Below are the records. List every line holding the word "Loss".

■ DATA IN THIS EXERCISE ■

----

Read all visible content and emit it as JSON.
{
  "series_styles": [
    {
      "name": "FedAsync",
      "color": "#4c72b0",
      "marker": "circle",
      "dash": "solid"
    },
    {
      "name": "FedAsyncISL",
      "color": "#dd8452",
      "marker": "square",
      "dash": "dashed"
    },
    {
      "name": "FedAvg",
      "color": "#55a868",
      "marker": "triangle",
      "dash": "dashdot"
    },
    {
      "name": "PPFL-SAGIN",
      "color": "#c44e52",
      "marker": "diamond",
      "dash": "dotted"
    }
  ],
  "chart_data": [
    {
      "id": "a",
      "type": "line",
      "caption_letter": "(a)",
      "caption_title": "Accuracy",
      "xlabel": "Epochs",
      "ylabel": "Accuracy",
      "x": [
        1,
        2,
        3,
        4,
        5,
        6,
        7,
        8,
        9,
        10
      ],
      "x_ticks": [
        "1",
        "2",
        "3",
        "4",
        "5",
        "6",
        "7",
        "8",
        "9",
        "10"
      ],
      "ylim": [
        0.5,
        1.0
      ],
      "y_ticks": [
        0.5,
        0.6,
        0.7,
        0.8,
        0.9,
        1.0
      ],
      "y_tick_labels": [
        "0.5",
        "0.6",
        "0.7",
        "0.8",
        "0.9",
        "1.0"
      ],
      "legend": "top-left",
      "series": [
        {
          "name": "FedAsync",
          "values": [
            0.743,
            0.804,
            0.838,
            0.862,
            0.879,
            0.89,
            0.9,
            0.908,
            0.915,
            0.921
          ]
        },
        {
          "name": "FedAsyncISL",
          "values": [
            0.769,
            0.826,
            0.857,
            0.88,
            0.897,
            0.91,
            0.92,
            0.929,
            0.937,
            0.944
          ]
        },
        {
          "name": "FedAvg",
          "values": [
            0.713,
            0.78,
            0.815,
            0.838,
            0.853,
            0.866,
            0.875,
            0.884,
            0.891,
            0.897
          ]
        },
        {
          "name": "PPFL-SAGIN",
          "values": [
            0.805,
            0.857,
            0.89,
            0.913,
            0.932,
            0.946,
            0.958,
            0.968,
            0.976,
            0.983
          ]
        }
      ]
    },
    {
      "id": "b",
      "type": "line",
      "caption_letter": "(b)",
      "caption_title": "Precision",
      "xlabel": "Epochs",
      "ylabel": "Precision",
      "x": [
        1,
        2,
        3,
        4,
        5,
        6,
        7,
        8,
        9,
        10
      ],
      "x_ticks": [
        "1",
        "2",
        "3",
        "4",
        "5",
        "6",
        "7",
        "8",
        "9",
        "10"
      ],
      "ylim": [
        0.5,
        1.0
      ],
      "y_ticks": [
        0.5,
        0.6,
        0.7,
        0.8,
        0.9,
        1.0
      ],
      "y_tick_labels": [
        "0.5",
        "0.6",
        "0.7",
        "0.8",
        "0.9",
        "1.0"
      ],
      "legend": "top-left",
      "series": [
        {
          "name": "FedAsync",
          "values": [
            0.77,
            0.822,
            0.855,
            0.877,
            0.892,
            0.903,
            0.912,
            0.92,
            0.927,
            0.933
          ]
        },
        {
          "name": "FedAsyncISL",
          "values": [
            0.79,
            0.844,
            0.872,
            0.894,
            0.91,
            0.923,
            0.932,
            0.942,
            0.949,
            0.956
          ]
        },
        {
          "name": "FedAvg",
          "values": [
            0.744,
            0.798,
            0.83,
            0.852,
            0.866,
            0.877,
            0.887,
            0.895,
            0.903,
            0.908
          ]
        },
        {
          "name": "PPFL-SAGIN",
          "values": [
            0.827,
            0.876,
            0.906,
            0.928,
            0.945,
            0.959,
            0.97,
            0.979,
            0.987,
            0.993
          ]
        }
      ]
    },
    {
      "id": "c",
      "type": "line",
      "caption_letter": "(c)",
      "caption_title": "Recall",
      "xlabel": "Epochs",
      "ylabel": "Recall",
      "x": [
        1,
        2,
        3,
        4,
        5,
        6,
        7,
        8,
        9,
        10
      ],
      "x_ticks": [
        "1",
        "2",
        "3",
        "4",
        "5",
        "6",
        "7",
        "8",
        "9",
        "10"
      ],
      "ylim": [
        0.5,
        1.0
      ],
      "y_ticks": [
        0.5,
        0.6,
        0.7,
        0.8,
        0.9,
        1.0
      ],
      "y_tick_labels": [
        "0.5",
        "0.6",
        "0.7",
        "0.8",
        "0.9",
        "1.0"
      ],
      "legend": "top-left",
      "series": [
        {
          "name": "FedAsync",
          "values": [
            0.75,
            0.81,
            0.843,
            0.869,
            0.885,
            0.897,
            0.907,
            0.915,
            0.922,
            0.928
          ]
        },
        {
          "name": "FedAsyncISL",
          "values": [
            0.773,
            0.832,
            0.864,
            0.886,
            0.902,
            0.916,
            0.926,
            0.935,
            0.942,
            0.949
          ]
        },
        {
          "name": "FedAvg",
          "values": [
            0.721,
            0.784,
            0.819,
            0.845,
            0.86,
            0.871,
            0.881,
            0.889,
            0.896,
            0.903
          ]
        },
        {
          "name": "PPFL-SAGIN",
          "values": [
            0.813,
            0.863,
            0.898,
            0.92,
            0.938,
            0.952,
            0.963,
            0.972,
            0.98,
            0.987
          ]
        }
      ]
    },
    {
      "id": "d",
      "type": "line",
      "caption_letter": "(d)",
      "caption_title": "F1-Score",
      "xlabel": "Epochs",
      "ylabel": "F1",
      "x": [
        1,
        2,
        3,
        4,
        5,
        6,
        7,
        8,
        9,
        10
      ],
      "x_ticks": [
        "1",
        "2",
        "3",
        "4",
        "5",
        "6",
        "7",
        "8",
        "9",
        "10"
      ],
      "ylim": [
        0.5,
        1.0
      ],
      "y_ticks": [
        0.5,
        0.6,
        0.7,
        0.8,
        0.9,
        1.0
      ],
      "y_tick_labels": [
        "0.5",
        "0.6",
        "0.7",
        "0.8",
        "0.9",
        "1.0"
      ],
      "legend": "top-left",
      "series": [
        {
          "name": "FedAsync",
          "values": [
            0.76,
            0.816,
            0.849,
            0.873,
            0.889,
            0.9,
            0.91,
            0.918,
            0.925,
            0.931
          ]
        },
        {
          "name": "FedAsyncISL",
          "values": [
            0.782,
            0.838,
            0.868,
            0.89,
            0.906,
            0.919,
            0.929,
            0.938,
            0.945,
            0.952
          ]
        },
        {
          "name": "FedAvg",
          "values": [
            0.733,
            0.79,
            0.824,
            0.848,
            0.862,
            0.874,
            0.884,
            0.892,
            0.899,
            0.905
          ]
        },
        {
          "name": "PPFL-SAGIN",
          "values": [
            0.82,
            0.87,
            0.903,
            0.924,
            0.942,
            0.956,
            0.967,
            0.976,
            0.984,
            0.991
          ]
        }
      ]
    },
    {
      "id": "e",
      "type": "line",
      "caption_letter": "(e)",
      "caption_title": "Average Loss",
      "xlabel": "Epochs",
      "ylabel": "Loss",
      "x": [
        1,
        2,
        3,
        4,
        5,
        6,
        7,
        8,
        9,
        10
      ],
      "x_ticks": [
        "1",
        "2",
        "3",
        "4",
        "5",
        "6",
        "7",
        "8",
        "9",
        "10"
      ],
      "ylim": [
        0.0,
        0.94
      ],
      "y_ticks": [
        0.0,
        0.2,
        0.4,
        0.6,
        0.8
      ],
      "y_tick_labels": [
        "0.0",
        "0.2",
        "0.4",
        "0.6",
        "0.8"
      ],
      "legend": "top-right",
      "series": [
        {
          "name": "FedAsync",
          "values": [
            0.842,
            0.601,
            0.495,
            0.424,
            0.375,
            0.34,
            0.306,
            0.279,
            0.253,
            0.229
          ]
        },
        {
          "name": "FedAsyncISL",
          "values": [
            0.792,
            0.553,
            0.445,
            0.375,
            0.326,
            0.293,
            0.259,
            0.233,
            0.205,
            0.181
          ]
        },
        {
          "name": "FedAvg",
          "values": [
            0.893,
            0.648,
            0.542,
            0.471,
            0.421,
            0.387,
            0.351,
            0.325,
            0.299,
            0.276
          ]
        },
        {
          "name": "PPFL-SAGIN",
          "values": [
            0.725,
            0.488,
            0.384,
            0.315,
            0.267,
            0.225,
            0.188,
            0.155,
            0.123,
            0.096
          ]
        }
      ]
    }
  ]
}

----

■ SOLVED EXERCISE ■
      "caption_title": "Average Loss",
      "ylabel": "Loss",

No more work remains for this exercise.